### Required work
Look for the word "développement" in each line and report the count of matching lines, with nothing added.

### Supplied material
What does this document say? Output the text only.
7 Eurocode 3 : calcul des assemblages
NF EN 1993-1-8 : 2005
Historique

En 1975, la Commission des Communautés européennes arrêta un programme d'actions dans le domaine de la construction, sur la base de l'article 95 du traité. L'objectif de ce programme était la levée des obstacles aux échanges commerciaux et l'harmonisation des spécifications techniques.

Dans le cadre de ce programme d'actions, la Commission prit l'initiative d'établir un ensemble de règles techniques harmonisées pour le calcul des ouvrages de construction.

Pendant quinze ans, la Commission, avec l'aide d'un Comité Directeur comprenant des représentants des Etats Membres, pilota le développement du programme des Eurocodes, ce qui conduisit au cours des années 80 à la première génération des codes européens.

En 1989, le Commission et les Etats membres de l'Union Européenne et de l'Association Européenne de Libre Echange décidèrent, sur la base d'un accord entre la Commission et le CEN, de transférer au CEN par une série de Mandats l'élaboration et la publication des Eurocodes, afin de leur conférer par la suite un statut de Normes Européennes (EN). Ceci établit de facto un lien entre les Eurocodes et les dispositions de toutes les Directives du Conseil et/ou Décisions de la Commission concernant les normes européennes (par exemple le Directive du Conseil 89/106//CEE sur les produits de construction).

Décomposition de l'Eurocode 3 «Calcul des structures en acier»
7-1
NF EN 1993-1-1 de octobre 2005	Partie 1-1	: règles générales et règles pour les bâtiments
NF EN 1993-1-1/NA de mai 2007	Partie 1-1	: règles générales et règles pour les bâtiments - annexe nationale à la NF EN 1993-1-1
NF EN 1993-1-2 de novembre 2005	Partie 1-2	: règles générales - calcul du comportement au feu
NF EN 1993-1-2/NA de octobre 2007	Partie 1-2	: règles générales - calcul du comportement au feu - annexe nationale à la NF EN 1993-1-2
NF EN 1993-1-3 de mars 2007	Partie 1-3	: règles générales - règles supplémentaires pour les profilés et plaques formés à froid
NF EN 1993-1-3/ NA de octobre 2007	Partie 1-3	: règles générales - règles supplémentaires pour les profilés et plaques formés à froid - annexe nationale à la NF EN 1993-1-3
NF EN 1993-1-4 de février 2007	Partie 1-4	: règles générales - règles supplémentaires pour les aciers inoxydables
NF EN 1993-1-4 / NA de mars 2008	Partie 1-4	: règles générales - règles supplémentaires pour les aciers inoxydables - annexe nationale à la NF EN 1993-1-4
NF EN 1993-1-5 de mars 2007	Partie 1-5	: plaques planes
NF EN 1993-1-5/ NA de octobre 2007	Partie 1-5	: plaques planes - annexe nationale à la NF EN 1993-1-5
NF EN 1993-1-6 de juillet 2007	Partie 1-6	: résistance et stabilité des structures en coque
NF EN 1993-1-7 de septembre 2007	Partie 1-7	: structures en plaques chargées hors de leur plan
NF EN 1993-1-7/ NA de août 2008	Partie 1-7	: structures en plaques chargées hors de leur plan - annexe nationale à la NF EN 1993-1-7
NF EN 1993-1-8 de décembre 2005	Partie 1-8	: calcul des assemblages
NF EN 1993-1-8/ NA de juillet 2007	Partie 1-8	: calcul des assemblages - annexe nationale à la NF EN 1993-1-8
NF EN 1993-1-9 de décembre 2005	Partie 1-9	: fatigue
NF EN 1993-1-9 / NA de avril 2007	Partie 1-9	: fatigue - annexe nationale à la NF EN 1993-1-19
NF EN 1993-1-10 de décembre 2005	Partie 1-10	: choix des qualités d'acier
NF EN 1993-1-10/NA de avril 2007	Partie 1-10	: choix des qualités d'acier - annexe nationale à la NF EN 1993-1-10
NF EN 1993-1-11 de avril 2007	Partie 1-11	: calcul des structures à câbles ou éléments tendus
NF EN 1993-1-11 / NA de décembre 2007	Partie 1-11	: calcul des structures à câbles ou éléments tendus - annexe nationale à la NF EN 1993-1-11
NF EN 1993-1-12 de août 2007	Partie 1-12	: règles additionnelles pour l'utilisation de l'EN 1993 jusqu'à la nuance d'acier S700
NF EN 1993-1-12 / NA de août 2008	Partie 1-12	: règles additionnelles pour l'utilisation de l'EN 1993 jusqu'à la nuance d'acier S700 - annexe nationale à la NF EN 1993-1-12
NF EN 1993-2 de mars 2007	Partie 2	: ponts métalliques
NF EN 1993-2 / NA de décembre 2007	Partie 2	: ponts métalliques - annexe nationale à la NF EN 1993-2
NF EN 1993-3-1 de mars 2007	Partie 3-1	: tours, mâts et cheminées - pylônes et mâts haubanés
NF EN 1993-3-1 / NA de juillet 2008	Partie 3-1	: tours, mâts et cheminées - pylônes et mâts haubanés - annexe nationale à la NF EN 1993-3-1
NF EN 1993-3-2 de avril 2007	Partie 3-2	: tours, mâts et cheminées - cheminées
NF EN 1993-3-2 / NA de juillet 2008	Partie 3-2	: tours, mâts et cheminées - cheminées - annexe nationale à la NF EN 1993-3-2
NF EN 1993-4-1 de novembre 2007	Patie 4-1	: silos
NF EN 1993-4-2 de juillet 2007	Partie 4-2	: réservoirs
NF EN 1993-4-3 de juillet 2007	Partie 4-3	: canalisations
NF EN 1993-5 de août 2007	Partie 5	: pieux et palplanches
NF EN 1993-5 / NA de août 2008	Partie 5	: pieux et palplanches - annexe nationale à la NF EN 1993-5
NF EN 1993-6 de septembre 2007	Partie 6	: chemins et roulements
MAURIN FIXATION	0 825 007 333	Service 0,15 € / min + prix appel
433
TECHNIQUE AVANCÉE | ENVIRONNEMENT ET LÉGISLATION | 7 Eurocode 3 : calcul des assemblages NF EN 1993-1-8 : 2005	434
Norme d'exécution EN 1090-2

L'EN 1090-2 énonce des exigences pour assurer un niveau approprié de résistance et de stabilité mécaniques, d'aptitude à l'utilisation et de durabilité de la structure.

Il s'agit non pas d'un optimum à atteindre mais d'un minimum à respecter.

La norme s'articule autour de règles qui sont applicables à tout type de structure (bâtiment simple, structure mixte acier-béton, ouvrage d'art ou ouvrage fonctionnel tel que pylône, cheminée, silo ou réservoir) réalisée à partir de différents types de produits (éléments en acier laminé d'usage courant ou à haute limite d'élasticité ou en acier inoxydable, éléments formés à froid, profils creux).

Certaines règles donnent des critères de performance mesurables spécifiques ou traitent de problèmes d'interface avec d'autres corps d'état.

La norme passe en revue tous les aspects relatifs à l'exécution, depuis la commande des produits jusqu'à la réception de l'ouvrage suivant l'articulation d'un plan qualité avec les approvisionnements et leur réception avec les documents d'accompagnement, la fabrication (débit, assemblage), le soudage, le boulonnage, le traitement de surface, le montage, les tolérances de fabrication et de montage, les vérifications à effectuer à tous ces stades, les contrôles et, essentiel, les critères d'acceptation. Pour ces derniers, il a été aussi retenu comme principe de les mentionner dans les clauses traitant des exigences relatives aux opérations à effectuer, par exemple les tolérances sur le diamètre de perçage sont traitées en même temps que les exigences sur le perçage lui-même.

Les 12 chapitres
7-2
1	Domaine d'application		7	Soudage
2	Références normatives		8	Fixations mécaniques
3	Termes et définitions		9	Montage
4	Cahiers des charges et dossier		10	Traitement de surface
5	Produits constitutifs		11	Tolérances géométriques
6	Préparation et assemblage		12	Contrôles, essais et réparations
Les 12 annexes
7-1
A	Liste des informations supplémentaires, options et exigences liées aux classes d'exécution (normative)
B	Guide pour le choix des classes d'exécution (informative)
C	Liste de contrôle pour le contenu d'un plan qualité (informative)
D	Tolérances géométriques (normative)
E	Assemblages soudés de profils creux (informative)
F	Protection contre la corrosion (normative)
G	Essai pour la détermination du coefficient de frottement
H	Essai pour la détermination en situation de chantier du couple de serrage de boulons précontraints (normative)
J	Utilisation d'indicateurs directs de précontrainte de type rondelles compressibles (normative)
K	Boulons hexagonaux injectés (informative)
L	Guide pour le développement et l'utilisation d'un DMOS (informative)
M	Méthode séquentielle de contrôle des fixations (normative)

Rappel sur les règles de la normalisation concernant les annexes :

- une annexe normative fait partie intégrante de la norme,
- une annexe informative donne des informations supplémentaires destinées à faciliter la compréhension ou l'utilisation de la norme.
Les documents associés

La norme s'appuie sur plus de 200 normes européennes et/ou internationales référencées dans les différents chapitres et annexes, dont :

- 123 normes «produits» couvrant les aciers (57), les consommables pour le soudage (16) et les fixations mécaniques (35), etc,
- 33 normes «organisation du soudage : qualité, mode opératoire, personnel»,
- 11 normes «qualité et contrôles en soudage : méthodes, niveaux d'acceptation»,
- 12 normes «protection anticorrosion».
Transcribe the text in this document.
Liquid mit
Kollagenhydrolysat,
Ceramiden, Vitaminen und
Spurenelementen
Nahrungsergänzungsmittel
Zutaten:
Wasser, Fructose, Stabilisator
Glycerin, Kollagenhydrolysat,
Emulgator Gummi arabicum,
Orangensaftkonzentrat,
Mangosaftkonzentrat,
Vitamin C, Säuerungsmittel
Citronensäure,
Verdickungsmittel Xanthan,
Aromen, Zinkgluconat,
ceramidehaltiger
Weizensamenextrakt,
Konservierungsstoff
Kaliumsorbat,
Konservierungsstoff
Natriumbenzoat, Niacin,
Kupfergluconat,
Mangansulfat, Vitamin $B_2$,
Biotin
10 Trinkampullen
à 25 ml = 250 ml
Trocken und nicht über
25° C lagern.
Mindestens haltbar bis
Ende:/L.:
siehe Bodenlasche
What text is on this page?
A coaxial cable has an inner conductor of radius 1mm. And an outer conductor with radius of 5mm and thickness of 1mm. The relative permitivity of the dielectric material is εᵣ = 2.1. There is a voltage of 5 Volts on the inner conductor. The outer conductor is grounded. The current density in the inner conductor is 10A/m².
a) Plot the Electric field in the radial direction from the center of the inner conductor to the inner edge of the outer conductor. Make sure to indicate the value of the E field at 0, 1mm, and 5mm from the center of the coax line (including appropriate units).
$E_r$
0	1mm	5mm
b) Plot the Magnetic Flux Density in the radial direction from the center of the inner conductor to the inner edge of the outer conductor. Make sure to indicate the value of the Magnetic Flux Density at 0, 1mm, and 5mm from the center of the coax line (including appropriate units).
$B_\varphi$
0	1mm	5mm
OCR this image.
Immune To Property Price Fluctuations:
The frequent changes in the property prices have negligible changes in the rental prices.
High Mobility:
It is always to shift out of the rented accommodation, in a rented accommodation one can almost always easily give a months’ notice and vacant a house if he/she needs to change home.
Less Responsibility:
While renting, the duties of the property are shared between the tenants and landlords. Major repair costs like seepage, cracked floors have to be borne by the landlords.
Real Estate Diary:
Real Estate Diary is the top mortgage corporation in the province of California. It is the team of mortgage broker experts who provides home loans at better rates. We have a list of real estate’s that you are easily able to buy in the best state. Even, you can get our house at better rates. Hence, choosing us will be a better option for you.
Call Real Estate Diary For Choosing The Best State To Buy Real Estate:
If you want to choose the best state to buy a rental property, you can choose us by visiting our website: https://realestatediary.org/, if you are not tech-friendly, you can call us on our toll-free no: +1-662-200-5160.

### Full output
2